• BRIEF
Bring together all lines of the material below that contain the string "sigma".

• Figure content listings
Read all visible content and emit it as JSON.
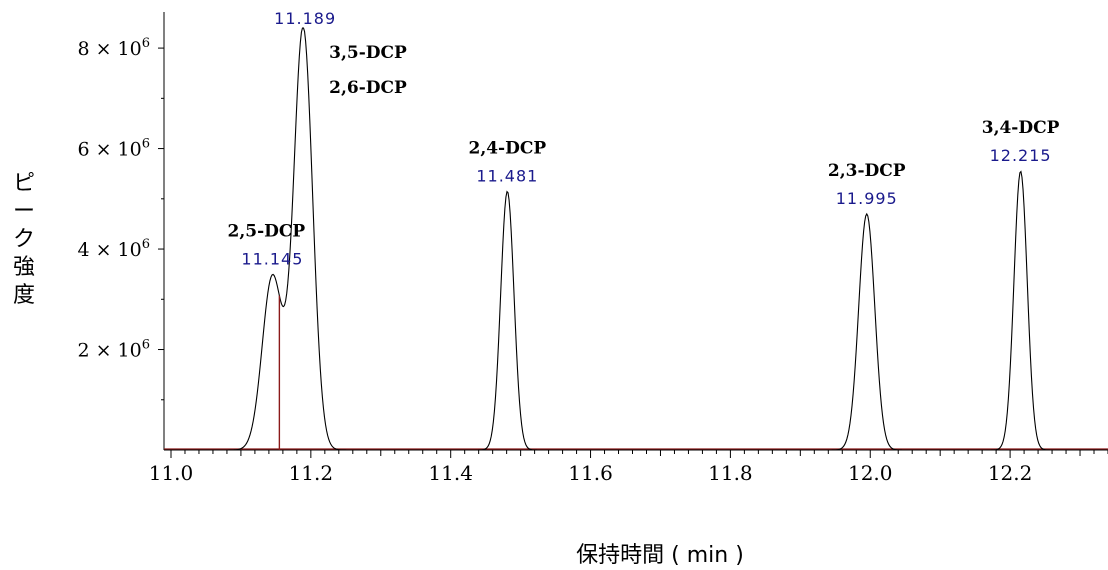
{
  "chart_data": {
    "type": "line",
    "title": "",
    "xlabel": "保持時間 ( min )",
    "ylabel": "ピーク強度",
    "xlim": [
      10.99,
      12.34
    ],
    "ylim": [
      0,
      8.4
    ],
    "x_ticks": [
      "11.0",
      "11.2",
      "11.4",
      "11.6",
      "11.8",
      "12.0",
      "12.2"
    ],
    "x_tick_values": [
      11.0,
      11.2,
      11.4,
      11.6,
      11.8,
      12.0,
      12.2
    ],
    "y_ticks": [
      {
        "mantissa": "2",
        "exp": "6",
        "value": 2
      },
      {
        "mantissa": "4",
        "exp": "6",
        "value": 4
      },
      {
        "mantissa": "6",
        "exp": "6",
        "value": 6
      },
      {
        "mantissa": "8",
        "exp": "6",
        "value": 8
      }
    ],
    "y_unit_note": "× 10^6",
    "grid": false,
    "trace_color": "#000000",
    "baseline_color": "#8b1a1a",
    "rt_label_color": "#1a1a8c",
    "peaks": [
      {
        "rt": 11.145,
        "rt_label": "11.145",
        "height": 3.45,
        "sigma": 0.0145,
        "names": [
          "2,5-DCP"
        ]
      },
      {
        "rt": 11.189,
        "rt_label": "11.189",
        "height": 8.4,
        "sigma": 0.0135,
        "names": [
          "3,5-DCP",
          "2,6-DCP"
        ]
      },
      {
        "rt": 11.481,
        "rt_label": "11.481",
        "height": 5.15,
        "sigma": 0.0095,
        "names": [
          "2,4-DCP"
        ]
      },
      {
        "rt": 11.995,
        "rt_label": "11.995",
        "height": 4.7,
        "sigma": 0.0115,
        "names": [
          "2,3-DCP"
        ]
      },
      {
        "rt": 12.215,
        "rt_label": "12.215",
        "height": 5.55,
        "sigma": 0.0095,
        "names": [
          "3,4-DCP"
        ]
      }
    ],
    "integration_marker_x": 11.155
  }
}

• WRITTEN RESPONSE
        "sigma": 0.0145,
        "sigma": 0.0135,
        "sigma": 0.0095,
        "sigma": 0.0115,
        "sigma": 0.0095,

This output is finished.